WRITTEN EXERCISE:
Search the material below for the string "个人参赛" and list each line that holds it.

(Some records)
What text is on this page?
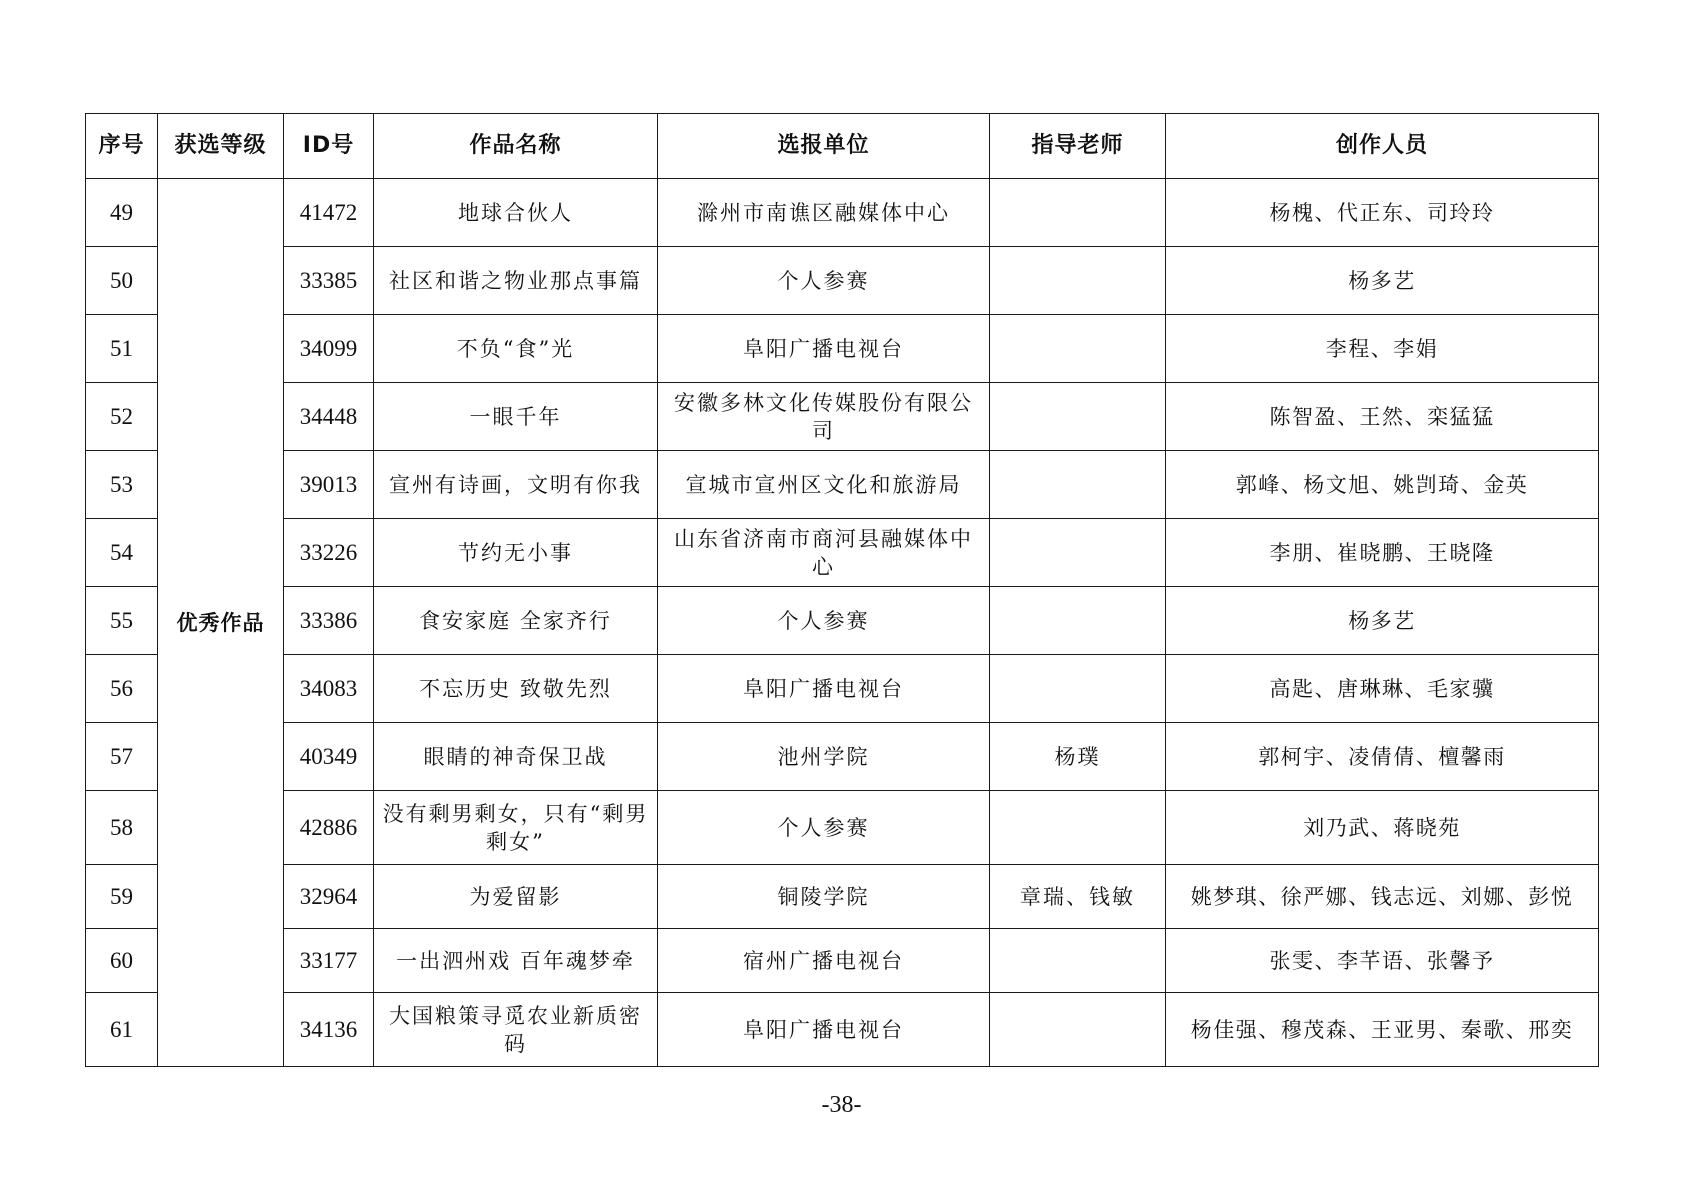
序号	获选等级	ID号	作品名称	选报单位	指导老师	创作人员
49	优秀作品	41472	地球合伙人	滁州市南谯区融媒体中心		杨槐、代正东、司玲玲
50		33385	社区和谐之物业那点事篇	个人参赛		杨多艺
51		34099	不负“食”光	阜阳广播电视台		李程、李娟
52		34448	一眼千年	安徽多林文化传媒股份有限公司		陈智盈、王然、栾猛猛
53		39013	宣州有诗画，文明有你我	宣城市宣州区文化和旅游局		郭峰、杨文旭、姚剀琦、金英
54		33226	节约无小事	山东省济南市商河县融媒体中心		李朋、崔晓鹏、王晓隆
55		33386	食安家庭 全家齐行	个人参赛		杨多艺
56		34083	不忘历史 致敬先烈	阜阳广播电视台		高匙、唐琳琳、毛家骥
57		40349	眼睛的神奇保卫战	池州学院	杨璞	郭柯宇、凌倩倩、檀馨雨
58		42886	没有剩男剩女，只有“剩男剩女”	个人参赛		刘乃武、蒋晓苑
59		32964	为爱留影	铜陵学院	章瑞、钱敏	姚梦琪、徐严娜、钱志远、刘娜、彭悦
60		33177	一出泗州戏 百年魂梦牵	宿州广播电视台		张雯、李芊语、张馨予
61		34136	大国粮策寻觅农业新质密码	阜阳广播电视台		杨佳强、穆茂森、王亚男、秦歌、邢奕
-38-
==
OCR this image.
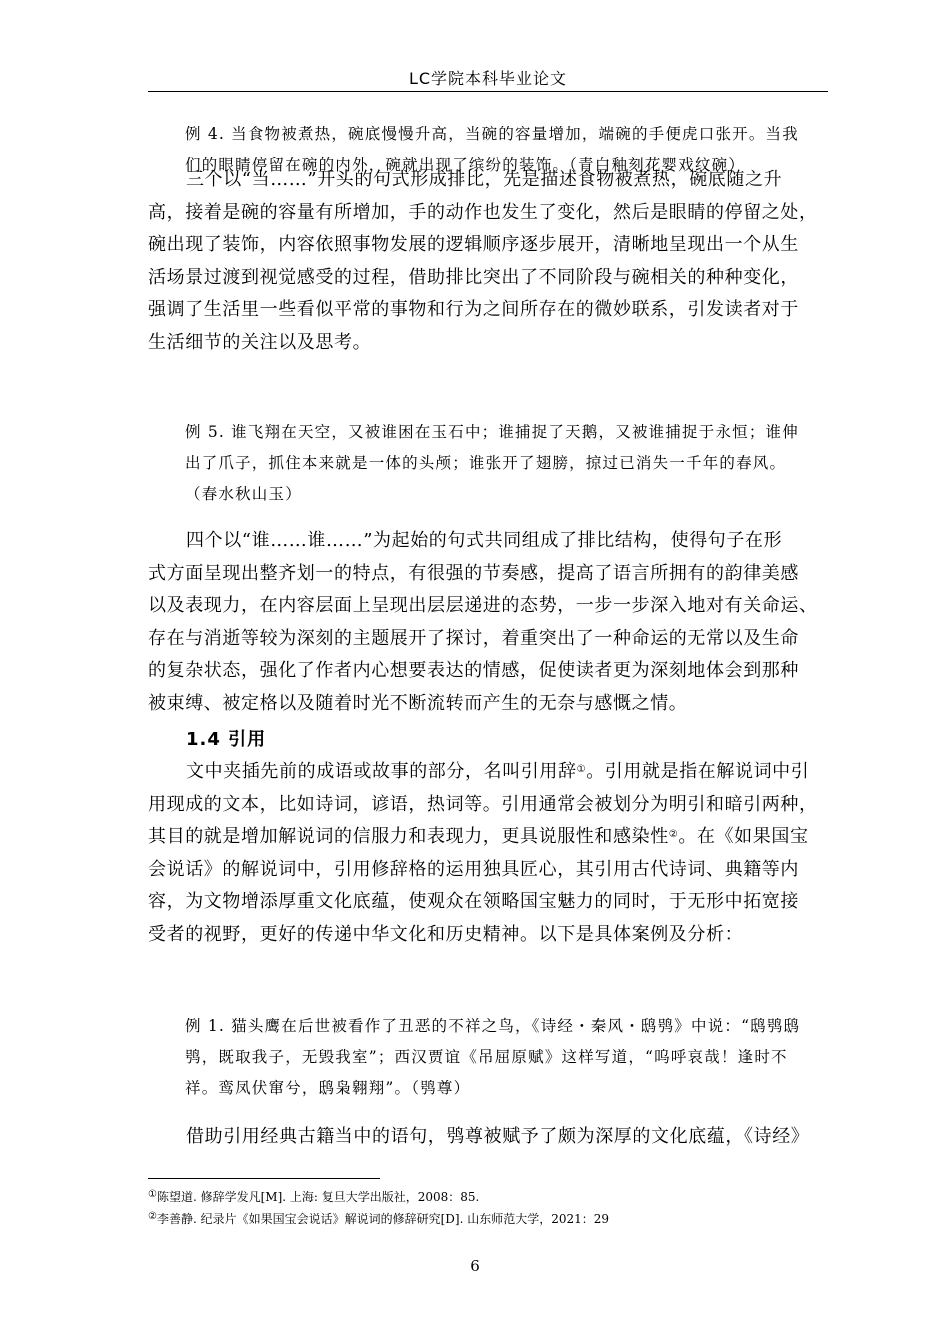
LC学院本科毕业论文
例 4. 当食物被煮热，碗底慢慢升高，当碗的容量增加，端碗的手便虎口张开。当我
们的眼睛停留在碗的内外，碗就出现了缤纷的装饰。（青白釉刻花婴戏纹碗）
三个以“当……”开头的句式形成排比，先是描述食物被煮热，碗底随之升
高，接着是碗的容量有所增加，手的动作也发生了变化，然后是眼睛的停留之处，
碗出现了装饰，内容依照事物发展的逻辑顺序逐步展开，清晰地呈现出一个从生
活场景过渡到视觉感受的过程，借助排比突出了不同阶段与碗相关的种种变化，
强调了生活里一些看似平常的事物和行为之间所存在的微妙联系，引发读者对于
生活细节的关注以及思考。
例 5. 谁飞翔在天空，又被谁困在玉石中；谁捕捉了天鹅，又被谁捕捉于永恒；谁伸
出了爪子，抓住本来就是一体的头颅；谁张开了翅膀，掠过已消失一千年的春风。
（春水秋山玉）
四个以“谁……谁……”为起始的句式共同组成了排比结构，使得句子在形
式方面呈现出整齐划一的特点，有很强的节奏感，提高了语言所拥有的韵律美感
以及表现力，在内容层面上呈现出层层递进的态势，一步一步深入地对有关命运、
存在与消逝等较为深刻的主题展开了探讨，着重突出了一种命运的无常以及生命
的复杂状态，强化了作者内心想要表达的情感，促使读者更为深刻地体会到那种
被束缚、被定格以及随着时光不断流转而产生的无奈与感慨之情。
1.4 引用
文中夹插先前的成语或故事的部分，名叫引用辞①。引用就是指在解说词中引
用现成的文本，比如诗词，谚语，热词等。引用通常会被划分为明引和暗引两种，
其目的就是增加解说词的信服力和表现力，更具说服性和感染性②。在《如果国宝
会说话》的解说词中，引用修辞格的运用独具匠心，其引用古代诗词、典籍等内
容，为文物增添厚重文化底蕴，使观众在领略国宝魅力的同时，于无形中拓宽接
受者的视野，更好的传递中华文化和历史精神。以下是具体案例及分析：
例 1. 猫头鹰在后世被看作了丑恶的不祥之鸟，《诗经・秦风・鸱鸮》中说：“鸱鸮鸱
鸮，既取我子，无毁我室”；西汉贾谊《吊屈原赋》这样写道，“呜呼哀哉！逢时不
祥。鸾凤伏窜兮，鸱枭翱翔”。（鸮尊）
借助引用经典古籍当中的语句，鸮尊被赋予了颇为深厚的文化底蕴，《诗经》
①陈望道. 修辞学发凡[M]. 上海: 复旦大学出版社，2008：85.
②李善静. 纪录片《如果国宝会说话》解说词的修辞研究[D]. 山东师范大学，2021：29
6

EXERCISE ANSWER:
50		33385	社区和谐之物业那点事篇	个人参赛		杨多艺
55		33386	食安家庭 全家齐行	个人参赛		杨多艺
58		42886	没有剩男剩女，只有“剩男剩女”	个人参赛		刘乃武、蒋晓苑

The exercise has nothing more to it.